## Required task
Report the total number of lines that include the string "yxati", without any other text.

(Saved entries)
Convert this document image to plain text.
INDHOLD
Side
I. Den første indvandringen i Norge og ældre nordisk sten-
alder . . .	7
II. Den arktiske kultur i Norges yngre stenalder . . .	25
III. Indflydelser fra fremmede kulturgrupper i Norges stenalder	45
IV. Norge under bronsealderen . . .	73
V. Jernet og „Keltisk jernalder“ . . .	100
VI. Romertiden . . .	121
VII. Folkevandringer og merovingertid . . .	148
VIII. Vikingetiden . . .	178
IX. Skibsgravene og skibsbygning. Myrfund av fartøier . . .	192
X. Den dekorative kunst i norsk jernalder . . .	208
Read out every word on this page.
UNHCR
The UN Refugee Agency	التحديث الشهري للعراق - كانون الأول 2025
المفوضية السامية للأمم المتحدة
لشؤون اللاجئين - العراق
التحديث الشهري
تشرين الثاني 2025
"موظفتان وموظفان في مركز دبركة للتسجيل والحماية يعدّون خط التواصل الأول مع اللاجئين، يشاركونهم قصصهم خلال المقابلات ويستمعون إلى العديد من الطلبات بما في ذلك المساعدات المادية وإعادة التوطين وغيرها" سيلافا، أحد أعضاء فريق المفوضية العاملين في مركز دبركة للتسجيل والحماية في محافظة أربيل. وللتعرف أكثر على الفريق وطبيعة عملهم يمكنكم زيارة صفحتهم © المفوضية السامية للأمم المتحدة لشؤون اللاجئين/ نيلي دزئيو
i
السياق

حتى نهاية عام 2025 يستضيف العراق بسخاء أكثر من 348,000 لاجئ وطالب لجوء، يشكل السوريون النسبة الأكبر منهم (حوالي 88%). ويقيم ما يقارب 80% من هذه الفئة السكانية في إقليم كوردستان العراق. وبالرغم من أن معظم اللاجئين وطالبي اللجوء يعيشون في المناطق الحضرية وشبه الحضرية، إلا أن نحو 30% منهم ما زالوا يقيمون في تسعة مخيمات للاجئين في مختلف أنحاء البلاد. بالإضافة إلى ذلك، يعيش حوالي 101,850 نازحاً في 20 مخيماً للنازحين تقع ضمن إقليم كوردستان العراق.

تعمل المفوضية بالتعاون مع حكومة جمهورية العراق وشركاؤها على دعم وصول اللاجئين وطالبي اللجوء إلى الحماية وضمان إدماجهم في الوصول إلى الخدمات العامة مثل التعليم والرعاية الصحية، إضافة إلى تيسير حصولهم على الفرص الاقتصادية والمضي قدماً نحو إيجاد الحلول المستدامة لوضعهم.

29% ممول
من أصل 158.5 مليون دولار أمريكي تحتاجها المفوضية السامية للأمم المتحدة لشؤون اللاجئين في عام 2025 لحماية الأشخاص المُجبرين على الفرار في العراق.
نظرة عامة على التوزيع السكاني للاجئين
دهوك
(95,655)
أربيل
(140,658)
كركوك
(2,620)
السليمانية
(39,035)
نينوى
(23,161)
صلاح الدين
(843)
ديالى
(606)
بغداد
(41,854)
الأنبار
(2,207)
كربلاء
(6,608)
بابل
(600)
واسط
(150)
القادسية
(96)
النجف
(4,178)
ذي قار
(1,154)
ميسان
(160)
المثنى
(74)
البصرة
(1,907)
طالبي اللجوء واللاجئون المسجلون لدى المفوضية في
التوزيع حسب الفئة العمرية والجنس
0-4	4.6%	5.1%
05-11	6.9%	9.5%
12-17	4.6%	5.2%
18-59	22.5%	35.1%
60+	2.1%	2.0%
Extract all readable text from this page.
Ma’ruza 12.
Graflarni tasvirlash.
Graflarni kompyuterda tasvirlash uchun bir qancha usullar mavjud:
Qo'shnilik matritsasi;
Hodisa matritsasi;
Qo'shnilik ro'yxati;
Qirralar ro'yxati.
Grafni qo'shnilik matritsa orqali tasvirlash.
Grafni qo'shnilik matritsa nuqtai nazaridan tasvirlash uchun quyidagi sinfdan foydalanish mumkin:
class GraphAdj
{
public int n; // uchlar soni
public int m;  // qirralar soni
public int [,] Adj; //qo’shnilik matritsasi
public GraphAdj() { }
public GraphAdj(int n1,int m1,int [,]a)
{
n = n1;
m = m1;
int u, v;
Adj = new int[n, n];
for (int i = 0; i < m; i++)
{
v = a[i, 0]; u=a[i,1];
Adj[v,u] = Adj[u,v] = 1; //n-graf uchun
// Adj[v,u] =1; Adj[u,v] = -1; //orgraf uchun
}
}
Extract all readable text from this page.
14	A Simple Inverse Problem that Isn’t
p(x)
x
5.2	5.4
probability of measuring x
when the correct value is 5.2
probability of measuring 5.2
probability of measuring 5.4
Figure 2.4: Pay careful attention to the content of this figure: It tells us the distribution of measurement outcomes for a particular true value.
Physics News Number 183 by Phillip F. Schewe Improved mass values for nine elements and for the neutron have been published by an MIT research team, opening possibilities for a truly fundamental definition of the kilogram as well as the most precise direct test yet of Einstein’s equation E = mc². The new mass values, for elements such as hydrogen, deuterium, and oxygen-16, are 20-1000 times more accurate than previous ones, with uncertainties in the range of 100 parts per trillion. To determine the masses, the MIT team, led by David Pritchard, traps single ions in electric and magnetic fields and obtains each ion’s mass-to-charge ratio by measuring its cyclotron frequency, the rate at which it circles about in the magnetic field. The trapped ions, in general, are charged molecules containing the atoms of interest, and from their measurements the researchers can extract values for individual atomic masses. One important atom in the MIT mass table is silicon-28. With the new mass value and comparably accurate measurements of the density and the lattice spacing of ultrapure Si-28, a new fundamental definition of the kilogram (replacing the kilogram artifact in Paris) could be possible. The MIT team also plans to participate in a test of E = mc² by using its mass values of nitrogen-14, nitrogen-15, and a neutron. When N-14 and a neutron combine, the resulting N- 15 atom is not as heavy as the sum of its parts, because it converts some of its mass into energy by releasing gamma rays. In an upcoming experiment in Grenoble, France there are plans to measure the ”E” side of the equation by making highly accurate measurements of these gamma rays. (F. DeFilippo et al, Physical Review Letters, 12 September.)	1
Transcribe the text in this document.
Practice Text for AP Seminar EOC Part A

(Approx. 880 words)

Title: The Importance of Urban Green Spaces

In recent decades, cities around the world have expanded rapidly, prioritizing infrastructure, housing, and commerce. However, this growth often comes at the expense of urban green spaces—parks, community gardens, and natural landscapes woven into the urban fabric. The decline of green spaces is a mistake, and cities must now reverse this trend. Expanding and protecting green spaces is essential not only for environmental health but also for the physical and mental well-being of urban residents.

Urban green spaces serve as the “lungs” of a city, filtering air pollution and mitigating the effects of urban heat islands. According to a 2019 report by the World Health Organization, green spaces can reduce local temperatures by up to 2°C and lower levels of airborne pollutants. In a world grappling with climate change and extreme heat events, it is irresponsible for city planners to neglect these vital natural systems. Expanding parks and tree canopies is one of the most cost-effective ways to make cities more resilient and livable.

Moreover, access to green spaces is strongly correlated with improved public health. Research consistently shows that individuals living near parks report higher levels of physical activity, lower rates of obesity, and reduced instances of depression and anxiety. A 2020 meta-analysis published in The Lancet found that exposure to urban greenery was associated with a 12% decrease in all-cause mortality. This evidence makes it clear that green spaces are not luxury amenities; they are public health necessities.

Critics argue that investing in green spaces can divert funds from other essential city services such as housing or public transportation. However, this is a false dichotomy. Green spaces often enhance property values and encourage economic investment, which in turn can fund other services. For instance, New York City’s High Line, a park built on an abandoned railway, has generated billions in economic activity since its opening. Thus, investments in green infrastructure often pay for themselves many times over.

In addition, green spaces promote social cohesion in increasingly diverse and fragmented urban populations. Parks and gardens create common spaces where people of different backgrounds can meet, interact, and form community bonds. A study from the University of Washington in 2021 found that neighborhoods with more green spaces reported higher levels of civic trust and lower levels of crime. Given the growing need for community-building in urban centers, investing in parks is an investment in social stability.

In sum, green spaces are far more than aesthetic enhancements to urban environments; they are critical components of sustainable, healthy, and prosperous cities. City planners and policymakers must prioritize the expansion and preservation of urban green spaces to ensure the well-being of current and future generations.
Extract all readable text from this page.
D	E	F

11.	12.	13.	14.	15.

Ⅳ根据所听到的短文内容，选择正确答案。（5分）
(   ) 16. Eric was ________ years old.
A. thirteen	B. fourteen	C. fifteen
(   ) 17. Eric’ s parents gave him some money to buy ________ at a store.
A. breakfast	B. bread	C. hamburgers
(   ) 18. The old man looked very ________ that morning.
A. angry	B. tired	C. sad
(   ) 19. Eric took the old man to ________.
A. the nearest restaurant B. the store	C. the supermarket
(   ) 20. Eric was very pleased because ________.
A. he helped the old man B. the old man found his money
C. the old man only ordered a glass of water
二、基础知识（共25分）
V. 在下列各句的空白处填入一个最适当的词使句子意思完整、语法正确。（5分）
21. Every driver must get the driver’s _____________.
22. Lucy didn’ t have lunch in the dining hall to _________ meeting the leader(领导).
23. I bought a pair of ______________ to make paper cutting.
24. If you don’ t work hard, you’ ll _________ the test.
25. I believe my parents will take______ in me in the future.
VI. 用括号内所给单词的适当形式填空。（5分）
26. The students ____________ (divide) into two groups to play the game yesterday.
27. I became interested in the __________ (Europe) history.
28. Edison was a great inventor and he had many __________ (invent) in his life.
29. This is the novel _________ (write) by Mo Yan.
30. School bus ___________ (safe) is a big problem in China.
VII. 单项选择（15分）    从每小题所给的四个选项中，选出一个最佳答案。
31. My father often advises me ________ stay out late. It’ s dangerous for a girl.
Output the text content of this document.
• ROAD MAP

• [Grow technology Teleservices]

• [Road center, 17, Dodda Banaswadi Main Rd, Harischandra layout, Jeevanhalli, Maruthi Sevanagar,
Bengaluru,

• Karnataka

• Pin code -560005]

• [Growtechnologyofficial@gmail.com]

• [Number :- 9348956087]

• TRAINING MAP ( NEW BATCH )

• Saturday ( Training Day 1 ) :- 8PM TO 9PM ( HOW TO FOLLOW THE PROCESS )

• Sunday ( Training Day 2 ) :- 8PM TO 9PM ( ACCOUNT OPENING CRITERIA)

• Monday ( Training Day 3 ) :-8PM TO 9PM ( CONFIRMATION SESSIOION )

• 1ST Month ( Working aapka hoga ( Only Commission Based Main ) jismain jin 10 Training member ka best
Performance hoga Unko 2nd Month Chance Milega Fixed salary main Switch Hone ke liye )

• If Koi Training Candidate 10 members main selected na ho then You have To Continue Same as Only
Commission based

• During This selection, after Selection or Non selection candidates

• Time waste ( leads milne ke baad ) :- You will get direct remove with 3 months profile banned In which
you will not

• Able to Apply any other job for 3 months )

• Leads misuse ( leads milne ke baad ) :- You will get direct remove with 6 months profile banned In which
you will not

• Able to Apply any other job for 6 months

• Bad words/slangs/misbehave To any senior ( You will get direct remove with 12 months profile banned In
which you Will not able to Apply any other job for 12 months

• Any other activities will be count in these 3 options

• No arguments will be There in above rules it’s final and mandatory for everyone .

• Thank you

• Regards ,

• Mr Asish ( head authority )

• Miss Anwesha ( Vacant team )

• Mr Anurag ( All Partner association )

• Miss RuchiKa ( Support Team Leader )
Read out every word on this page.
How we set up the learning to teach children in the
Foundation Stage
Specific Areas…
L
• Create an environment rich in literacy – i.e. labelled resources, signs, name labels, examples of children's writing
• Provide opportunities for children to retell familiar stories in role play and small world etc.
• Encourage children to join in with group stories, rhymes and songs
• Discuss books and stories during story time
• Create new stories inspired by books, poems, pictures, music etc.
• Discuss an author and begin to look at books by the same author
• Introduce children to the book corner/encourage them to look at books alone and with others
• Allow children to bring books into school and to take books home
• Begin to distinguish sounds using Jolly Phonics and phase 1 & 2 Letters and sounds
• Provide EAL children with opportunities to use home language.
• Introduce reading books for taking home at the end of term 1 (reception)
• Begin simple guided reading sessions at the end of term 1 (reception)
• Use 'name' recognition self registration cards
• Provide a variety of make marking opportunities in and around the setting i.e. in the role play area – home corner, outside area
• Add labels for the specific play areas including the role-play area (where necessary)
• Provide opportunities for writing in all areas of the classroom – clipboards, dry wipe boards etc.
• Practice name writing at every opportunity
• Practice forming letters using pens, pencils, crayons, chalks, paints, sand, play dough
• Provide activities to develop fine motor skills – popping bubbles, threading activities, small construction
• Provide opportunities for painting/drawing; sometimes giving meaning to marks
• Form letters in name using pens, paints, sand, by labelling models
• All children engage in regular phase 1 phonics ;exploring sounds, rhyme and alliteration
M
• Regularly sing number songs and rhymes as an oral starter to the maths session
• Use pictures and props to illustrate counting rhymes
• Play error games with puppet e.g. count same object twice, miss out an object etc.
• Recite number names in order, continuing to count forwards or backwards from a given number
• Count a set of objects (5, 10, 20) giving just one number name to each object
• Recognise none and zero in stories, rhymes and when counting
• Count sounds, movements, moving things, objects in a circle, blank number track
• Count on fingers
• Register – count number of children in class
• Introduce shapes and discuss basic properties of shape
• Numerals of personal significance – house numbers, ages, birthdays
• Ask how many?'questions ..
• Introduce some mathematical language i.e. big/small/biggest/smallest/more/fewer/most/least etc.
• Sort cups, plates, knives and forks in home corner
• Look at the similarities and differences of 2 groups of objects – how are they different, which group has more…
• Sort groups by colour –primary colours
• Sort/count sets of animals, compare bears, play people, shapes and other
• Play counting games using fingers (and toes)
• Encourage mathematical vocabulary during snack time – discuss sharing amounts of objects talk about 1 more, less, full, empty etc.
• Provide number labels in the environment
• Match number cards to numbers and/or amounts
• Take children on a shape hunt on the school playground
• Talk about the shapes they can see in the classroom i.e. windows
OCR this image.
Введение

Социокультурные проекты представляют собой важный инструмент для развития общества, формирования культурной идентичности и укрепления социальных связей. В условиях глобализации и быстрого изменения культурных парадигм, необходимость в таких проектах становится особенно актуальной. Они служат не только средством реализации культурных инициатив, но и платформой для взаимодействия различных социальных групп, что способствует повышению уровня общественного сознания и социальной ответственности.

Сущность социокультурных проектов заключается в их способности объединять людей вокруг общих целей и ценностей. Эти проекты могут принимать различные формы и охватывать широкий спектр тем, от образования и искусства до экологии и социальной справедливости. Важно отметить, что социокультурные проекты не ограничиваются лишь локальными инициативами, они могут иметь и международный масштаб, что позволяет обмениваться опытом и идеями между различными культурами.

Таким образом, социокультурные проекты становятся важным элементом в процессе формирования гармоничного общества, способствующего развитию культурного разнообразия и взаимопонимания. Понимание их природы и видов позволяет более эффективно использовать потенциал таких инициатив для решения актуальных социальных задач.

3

## Exercise answer
2